## EXERCISE TASK
Copy out the listing that follows, exactly, without its pictures.

Stored data

□ □ □ □ □

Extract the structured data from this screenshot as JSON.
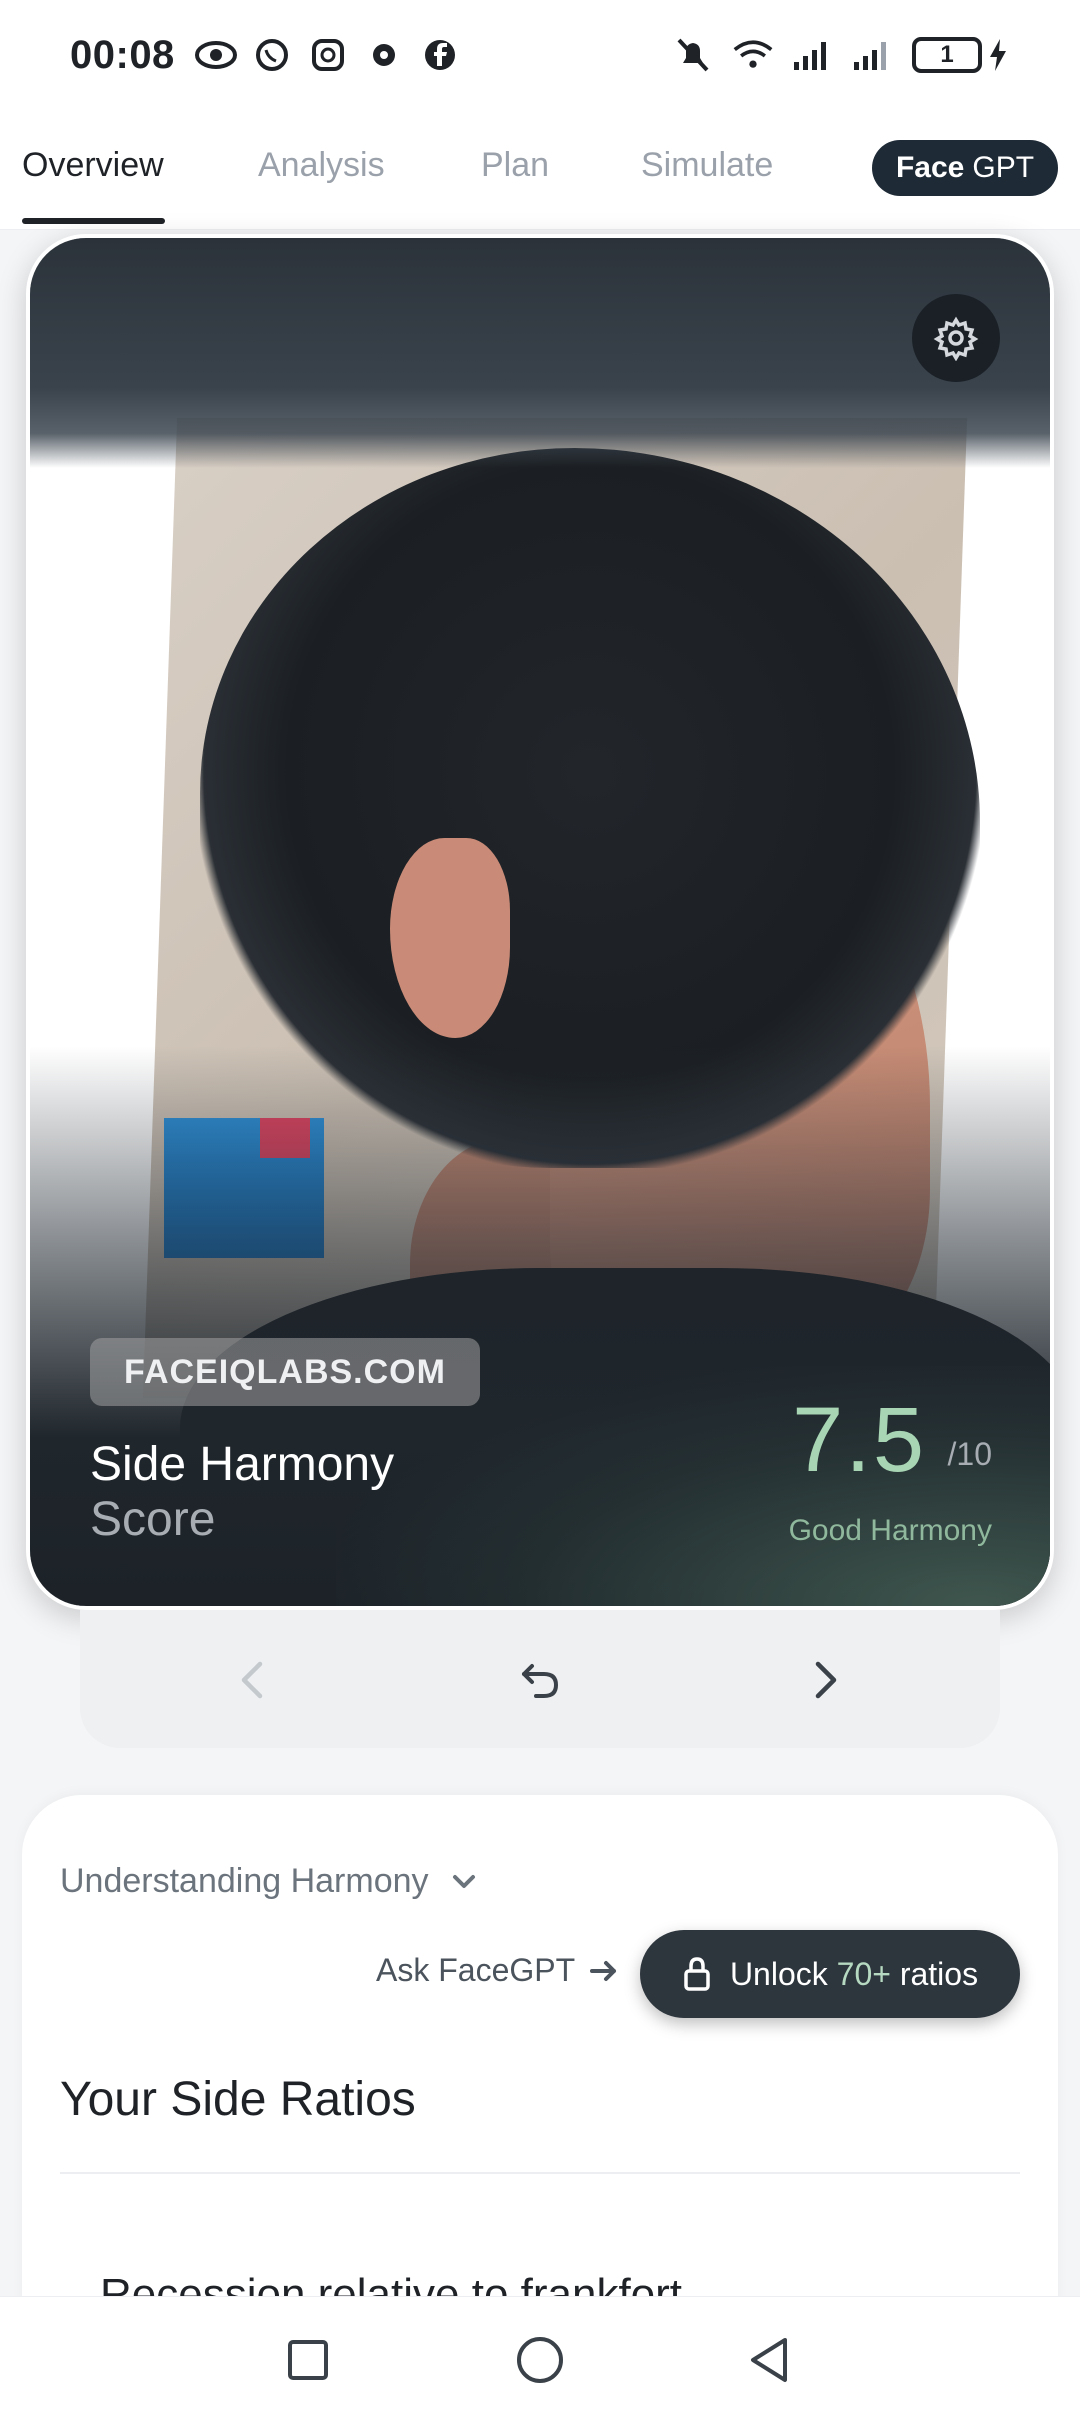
{
  "status_bar": {
    "time": "00:08",
    "left_icons": [
      "eye-icon",
      "whatsapp-icon",
      "instagram-icon",
      "gear-icon",
      "facebook-icon"
    ],
    "right_icons": [
      "bell-muted-icon",
      "wifi-icon",
      "signal-icon",
      "signal-icon",
      "battery-icon",
      "charging-icon"
    ],
    "battery_level": "1"
  },
  "tabs": {
    "items": [
      {
        "label": "Overview",
        "active": true
      },
      {
        "label": "Analysis",
        "active": false
      },
      {
        "label": "Plan",
        "active": false
      },
      {
        "label": "Simulate",
        "active": false
      }
    ],
    "facegpt": {
      "bold": "Face",
      "light": "GPT"
    }
  },
  "card": {
    "watermark": "FACEIQLABS.COM",
    "title": "Side Harmony",
    "subtitle": "Score",
    "score": "7.5",
    "score_max": "/10",
    "score_label": "Good Harmony",
    "settings_icon": "gear-icon"
  },
  "navigation": {
    "prev_icon": "chevron-left-icon",
    "reset_icon": "undo-icon",
    "next_icon": "chevron-right-icon"
  },
  "panel": {
    "understanding": "Understanding Harmony",
    "ask": "Ask FaceGPT",
    "unlock": {
      "prefix": "Unlock",
      "highlight": "70+",
      "suffix": "ratios"
    },
    "section_title": "Your Side Ratios",
    "first_item": "Recession relative to frankfort"
  },
  "system_nav": [
    "square-icon",
    "circle-icon",
    "triangle-back-icon"
  ],
  "colors": {
    "accent_dark": "#1e2a36",
    "score_green": "#a8d6b4",
    "button_dark": "#2d353d"
  }
}
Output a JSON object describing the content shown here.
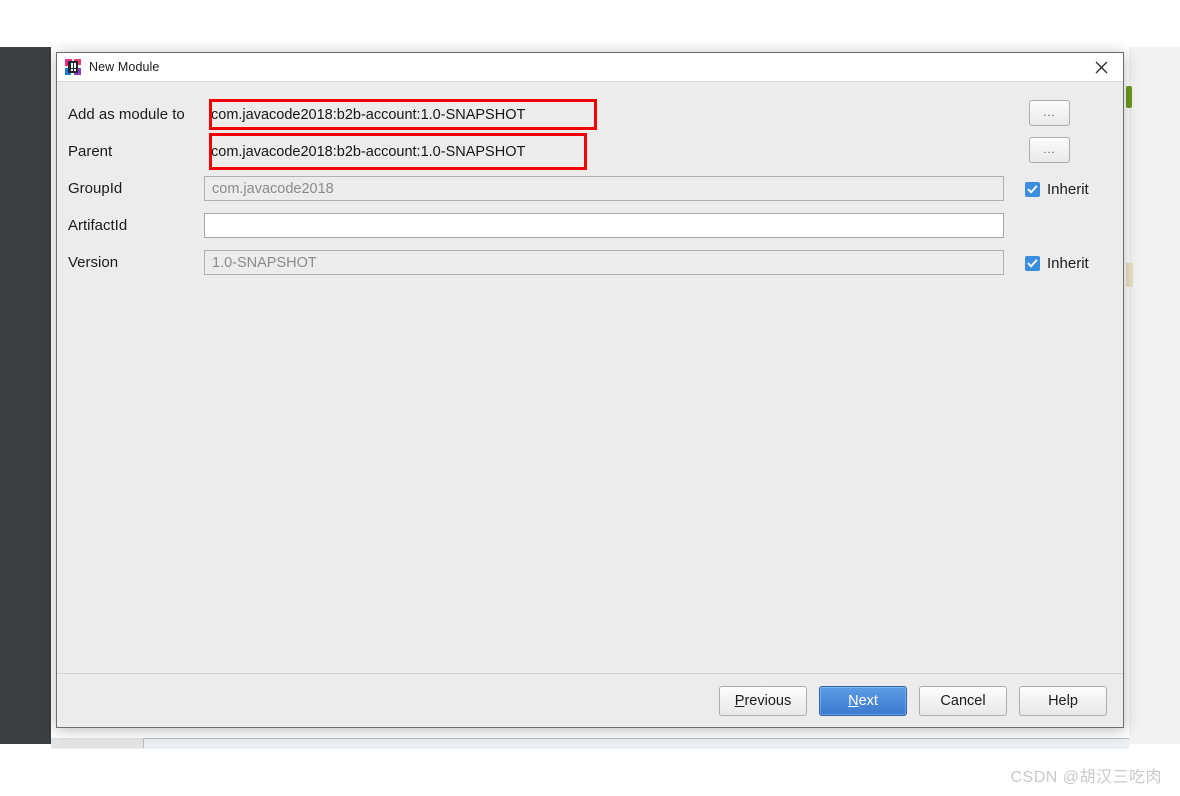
{
  "window": {
    "title": "New Module",
    "icon": "intellij-idea-icon",
    "close_icon": "close-icon"
  },
  "form": {
    "rows": [
      {
        "label": "Add as module to",
        "value": "com.javacode2018:b2b-account:1.0-SNAPSHOT",
        "state": "plain",
        "highlighted": true,
        "browse_label": "...",
        "inherit": null
      },
      {
        "label": "Parent",
        "value": "com.javacode2018:b2b-account:1.0-SNAPSHOT",
        "state": "plain",
        "highlighted": true,
        "browse_label": "...",
        "inherit": null
      },
      {
        "label": "GroupId",
        "value": "com.javacode2018",
        "state": "readonly",
        "highlighted": false,
        "browse_label": null,
        "inherit": {
          "label": "Inherit",
          "checked": true
        }
      },
      {
        "label": "ArtifactId",
        "value": "",
        "placeholder": "",
        "state": "editable",
        "highlighted": false,
        "browse_label": null,
        "inherit": null
      },
      {
        "label": "Version",
        "value": "1.0-SNAPSHOT",
        "state": "readonly",
        "highlighted": false,
        "browse_label": null,
        "inherit": {
          "label": "Inherit",
          "checked": true
        }
      }
    ]
  },
  "footer": {
    "previous_label": "Previous",
    "previous_mnemonic": "P",
    "next_label": "Next",
    "next_mnemonic": "N",
    "cancel_label": "Cancel",
    "help_label": "Help"
  },
  "annotation": {
    "box_color": "#f50000",
    "count": 2
  },
  "watermark": {
    "text": "CSDN @胡汉三吃肉"
  }
}
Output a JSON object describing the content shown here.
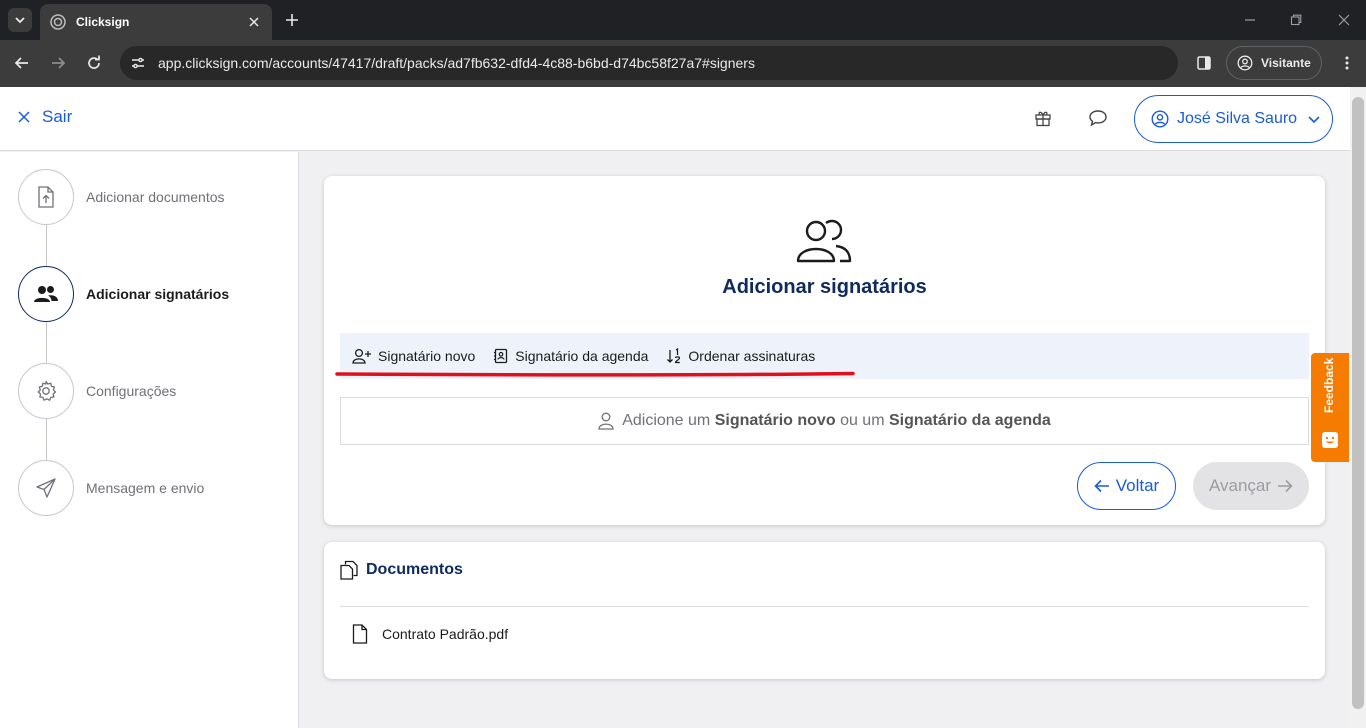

□ □ □ □ □

## RESPONSE TO THE TASK
Extract the structured data from this screenshot as JSON.
{
  "status_bar": {
    "time": "00:08",
    "left_icons": [
      "eye-icon",
      "whatsapp-icon",
      "instagram-icon",
      "gear-icon",
      "facebook-icon"
    ],
    "right_icons": [
      "bell-muted-icon",
      "wifi-icon",
      "signal-icon",
      "signal-icon",
      "battery-icon",
      "charging-icon"
    ],
    "battery_level": "1"
  },
  "tabs": {
    "items": [
      {
        "label": "Overview",
        "active": true
      },
      {
        "label": "Analysis",
        "active": false
      },
      {
        "label": "Plan",
        "active": false
      },
      {
        "label": "Simulate",
        "active": false
      }
    ],
    "facegpt": {
      "bold": "Face",
      "light": "GPT"
    }
  },
  "card": {
    "watermark": "FACEIQLABS.COM",
    "title": "Side Harmony",
    "subtitle": "Score",
    "score": "7.5",
    "score_max": "/10",
    "score_label": "Good Harmony",
    "settings_icon": "gear-icon"
  },
  "navigation": {
    "prev_icon": "chevron-left-icon",
    "reset_icon": "undo-icon",
    "next_icon": "chevron-right-icon"
  },
  "panel": {
    "understanding": "Understanding Harmony",
    "ask": "Ask FaceGPT",
    "unlock": {
      "prefix": "Unlock",
      "highlight": "70+",
      "suffix": "ratios"
    },
    "section_title": "Your Side Ratios",
    "first_item": "Recession relative to frankfort"
  },
  "system_nav": [
    "square-icon",
    "circle-icon",
    "triangle-back-icon"
  ],
  "colors": {
    "accent_dark": "#1e2a36",
    "score_green": "#a8d6b4",
    "button_dark": "#2d353d"
  }
}
Output a JSON object describing the content shown here.
{
  "window": {
    "title": "New Module",
    "icon": "intellij-idea-icon",
    "close_icon": "close-icon"
  },
  "form": {
    "rows": [
      {
        "label": "Add as module to",
        "value": "com.javacode2018:b2b-account:1.0-SNAPSHOT",
        "state": "plain",
        "highlighted": true,
        "browse_label": "...",
        "inherit": null
      },
      {
        "label": "Parent",
        "value": "com.javacode2018:b2b-account:1.0-SNAPSHOT",
        "state": "plain",
        "highlighted": true,
        "browse_label": "...",
        "inherit": null
      },
      {
        "label": "GroupId",
        "value": "com.javacode2018",
        "state": "readonly",
        "highlighted": false,
        "browse_label": null,
        "inherit": {
          "label": "Inherit",
          "checked": true
        }
      },
      {
        "label": "ArtifactId",
        "value": "",
        "placeholder": "",
        "state": "editable",
        "highlighted": false,
        "browse_label": null,
        "inherit": null
      },
      {
        "label": "Version",
        "value": "1.0-SNAPSHOT",
        "state": "readonly",
        "highlighted": false,
        "browse_label": null,
        "inherit": {
          "label": "Inherit",
          "checked": true
        }
      }
    ]
  },
  "footer": {
    "previous_label": "Previous",
    "previous_mnemonic": "P",
    "next_label": "Next",
    "next_mnemonic": "N",
    "cancel_label": "Cancel",
    "help_label": "Help"
  },
  "annotation": {
    "box_color": "#f50000",
    "count": 2
  },
  "watermark": {
    "text": "CSDN @胡汉三吃肉"
  }
}
Output a JSON object describing the content shown here.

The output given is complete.